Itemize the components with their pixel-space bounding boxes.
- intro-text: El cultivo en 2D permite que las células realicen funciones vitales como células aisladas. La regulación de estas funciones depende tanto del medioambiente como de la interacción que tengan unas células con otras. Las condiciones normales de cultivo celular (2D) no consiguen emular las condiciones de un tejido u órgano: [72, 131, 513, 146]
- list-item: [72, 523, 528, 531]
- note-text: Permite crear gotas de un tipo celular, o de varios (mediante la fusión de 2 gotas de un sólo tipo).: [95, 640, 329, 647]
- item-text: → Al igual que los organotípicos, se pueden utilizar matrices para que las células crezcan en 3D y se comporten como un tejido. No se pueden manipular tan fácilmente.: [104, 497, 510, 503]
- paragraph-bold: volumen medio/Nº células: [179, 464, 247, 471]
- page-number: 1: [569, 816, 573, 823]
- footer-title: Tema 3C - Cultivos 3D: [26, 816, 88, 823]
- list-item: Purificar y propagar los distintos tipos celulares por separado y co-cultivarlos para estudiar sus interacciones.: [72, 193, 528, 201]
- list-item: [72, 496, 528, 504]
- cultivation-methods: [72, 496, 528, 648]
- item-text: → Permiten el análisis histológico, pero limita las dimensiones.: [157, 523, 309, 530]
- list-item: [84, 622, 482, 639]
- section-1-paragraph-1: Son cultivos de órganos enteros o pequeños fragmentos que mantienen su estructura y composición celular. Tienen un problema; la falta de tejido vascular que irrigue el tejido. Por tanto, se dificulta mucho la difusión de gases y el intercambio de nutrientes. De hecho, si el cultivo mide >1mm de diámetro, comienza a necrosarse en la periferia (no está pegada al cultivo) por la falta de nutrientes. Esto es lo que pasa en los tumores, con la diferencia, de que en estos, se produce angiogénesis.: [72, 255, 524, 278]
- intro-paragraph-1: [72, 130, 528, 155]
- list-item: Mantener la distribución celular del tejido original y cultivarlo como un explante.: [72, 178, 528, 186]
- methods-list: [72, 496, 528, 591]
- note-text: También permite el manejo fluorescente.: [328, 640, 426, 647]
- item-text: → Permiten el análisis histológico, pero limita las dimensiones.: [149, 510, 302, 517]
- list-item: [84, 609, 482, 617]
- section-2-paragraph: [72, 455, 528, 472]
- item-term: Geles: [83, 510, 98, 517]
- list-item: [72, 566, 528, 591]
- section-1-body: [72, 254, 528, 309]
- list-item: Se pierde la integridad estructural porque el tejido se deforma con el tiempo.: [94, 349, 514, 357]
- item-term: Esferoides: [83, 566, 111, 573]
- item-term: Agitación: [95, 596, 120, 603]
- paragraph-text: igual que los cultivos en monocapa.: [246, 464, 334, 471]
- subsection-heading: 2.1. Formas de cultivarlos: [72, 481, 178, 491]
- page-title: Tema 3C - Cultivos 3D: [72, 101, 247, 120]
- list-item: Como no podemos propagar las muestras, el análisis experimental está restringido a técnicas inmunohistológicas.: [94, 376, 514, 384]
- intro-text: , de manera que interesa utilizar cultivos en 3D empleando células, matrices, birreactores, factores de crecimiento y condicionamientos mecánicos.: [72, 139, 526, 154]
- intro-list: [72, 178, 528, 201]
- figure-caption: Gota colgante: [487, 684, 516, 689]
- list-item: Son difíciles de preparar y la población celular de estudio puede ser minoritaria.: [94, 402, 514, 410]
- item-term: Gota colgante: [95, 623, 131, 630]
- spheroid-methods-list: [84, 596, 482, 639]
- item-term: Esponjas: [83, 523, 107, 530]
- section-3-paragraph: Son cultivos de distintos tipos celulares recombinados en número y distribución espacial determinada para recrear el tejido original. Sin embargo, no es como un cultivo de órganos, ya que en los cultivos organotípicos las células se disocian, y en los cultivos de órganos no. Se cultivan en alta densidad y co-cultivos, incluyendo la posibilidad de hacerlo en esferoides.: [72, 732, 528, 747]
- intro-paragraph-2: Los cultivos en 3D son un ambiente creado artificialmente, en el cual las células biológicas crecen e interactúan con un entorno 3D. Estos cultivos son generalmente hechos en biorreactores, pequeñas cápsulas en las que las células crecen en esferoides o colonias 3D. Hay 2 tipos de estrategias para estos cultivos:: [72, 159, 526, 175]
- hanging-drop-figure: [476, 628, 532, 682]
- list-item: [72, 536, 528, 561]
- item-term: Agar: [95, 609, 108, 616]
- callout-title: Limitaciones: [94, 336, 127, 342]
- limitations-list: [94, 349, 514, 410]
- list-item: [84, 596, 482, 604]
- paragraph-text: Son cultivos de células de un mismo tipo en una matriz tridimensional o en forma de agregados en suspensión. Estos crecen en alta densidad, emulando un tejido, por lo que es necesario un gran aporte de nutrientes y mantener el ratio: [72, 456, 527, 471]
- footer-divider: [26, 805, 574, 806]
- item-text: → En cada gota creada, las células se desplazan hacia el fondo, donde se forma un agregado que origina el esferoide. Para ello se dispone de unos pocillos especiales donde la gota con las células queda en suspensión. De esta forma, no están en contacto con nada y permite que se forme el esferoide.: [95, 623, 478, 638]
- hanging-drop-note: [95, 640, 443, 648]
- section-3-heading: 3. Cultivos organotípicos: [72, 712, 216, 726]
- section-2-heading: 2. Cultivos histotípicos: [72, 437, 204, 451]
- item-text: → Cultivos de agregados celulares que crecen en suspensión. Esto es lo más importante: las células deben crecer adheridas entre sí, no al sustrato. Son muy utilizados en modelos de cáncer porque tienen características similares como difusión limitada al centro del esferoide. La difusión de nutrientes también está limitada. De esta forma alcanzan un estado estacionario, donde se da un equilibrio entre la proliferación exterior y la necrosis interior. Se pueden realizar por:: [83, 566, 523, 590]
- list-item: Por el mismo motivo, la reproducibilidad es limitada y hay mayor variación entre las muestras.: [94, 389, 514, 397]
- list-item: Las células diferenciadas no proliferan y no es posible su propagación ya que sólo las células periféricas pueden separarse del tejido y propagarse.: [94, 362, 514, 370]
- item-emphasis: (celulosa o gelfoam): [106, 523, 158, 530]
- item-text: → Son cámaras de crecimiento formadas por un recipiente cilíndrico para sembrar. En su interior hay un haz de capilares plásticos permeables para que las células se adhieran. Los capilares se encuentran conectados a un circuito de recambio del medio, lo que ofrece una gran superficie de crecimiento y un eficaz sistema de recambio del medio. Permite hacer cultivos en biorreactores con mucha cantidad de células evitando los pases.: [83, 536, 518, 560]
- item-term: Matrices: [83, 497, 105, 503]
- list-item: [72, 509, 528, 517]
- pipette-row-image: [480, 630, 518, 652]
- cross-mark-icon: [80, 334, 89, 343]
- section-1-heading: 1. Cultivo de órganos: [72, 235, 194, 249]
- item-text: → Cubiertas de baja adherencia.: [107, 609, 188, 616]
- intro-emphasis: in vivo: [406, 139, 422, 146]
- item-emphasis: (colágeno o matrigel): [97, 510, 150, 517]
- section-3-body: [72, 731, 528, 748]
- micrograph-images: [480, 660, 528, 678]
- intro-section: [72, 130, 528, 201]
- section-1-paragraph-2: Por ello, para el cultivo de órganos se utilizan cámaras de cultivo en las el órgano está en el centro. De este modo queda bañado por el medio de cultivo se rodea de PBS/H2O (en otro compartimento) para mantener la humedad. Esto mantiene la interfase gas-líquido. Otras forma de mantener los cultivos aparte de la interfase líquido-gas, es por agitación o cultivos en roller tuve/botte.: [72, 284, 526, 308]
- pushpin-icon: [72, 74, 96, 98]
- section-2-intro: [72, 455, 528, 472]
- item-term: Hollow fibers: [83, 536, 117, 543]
▬▬▬▬▬▬
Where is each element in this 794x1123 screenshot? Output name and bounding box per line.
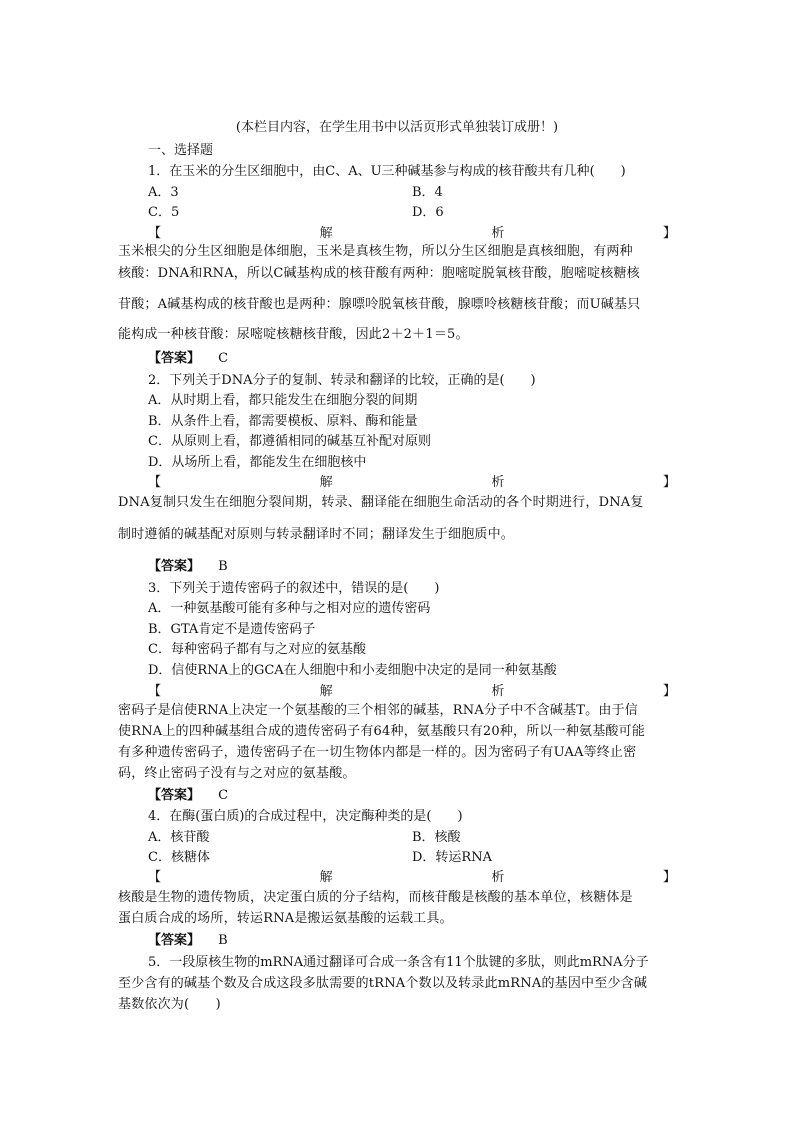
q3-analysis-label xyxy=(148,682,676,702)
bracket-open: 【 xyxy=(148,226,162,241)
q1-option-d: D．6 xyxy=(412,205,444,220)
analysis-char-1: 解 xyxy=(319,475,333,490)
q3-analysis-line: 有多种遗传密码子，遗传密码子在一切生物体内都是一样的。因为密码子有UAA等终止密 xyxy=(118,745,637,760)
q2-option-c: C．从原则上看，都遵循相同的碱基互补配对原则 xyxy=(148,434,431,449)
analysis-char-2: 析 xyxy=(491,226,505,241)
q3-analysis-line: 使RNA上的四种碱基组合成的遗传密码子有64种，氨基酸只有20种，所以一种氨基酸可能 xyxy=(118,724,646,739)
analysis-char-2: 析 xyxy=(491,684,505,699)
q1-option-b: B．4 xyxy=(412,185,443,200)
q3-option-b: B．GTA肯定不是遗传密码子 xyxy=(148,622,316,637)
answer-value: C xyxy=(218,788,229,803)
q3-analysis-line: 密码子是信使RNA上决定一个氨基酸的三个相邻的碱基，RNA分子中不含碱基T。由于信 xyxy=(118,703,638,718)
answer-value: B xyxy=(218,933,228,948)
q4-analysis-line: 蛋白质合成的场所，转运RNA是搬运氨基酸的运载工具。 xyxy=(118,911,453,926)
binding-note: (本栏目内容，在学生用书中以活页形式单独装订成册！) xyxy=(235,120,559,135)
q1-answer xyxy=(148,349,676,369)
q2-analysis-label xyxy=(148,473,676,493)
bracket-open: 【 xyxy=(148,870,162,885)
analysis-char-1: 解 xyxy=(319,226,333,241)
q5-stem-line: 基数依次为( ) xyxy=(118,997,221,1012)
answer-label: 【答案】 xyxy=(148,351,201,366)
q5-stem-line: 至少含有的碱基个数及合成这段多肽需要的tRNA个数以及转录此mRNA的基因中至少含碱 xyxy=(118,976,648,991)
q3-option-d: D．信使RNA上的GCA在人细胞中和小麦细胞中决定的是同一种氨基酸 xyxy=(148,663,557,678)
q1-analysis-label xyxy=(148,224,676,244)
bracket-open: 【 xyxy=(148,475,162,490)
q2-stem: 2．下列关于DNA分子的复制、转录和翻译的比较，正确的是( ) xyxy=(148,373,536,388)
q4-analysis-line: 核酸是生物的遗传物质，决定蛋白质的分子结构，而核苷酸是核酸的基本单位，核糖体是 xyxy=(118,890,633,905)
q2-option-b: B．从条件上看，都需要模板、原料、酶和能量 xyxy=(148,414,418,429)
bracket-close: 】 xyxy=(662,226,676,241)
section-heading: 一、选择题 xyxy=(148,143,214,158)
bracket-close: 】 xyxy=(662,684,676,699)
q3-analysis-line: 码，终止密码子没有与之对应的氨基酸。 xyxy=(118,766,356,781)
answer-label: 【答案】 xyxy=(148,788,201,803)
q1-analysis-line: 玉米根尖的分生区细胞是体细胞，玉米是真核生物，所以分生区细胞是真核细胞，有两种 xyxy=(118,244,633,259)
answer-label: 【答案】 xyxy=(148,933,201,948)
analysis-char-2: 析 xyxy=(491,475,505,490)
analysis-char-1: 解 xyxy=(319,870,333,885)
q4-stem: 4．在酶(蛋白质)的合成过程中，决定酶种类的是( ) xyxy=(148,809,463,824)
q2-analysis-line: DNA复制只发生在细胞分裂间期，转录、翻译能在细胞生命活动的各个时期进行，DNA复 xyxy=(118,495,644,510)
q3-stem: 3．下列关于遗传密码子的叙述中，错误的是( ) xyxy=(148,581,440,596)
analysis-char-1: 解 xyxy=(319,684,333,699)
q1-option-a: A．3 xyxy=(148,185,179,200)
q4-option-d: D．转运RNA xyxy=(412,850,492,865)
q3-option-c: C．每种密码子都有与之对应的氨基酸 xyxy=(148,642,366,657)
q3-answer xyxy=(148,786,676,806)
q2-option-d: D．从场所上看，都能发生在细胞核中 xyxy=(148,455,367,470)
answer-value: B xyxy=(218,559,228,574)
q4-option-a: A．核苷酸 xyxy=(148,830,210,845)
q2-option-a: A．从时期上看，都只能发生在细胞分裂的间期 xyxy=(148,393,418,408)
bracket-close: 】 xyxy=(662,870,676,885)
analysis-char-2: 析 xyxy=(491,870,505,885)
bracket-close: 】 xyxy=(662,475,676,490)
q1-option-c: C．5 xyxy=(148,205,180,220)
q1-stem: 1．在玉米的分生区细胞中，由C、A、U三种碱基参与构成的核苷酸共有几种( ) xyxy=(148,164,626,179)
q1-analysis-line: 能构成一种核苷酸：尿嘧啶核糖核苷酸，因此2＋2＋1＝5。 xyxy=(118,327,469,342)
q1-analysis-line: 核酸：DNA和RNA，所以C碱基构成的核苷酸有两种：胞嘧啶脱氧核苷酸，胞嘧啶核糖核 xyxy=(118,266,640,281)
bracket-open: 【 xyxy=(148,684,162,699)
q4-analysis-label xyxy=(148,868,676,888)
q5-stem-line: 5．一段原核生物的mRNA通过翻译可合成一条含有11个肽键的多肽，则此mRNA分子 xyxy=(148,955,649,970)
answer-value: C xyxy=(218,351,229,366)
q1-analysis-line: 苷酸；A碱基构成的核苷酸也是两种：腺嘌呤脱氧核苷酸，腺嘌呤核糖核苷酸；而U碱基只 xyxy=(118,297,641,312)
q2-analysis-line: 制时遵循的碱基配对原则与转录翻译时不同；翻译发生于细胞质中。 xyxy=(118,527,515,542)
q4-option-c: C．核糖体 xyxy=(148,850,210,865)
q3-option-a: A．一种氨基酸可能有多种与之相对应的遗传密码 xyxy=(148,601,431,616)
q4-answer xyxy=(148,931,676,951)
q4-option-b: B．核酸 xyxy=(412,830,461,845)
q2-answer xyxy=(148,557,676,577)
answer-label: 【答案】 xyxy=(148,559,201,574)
▬▬▬▬▬▬
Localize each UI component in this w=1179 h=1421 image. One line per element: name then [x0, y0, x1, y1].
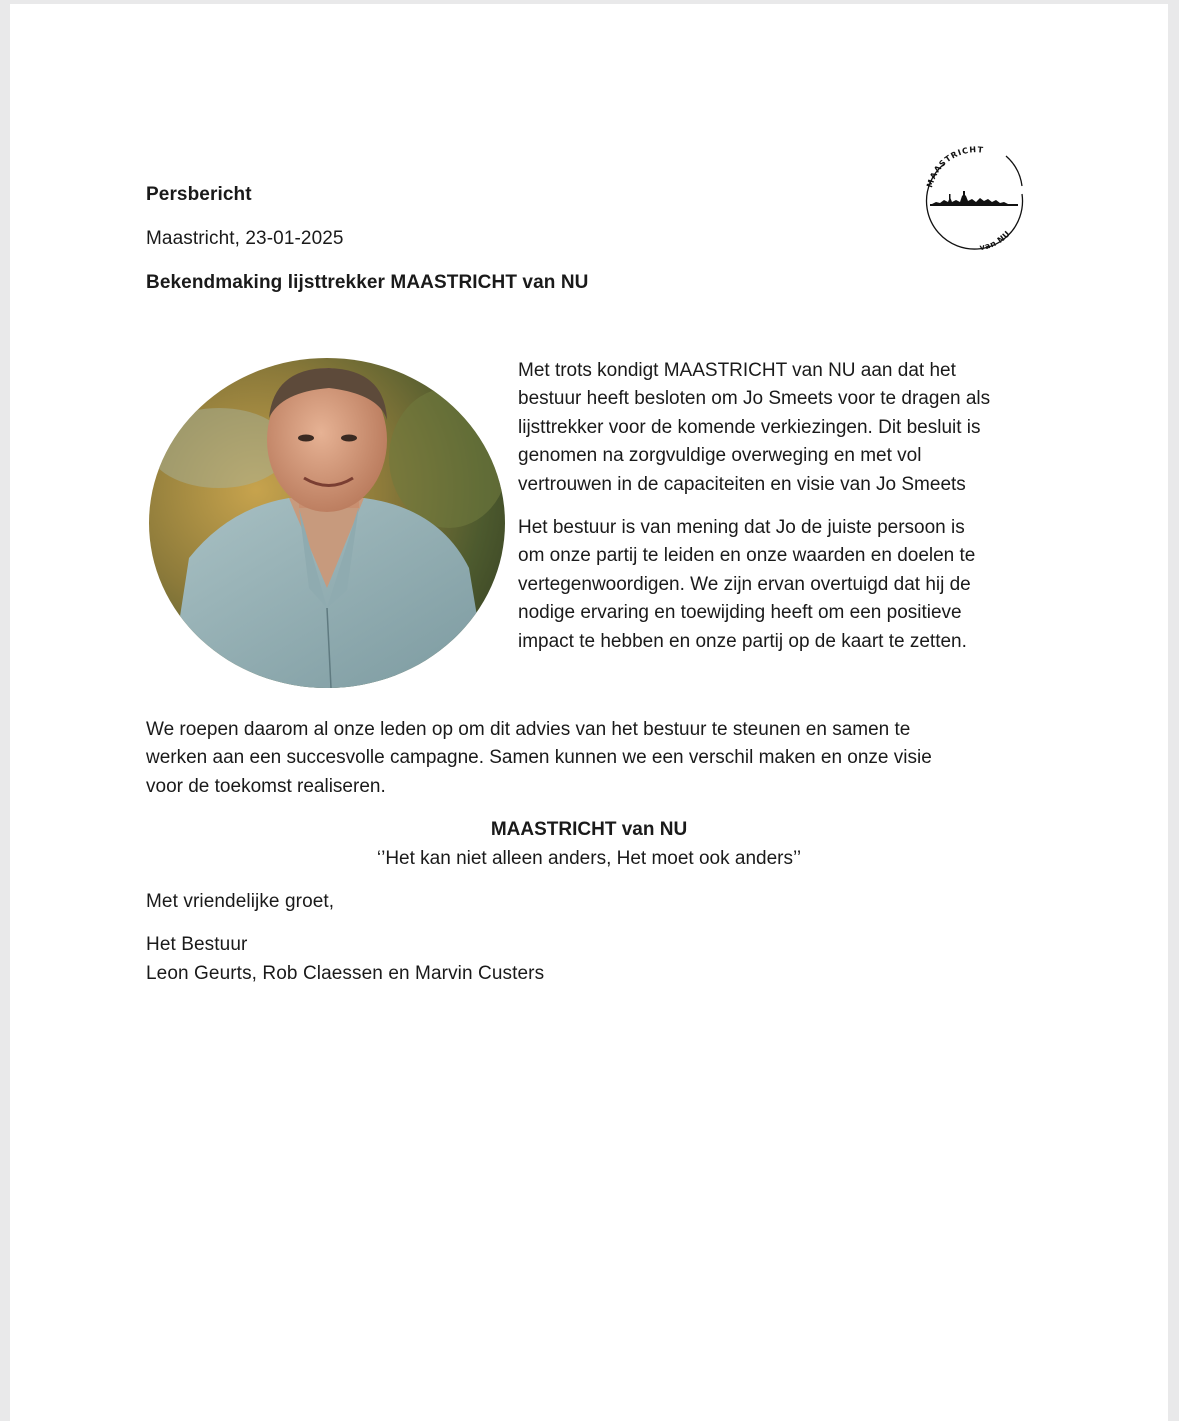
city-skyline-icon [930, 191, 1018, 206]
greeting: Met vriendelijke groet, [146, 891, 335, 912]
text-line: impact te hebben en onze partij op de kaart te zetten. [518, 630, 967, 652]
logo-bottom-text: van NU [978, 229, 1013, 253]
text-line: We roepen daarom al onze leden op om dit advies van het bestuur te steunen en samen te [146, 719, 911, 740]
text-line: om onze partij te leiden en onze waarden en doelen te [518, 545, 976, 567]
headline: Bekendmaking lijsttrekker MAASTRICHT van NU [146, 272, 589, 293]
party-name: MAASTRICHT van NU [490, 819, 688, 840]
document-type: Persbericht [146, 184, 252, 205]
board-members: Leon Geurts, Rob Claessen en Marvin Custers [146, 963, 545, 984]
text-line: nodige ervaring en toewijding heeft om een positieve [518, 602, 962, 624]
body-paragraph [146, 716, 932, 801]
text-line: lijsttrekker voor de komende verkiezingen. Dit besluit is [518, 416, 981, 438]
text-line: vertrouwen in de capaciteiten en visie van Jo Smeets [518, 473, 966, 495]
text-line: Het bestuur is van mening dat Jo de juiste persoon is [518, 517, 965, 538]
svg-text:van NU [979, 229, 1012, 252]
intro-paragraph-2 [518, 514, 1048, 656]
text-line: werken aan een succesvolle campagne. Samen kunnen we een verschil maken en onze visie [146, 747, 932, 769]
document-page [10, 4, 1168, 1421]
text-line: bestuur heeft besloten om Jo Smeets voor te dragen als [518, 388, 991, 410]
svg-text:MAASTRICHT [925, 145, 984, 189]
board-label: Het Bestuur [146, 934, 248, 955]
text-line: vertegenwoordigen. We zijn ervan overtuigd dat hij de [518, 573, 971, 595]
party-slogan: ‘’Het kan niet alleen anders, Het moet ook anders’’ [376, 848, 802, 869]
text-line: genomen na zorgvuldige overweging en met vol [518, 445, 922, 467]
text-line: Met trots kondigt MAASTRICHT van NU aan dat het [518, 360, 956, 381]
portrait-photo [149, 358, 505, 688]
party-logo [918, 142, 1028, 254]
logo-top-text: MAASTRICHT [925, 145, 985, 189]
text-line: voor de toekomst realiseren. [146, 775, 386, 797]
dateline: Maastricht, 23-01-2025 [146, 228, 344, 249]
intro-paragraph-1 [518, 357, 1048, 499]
▬▬▬▬▬▬
• **Exercise instructions**
Scan the data above; copy every line where "sólo" appears.

• **Expected answer**
- note-text: Permite crear gotas de un tipo celular, o de varios (mediante la fusión de 2 gotas de un sólo tipo).: [95, 640, 329, 647]
- list-item: Las células diferenciadas no proliferan y no es posible su propagación ya que sólo las células periféricas pueden separarse del tejido y propagarse.: [94, 362, 514, 370]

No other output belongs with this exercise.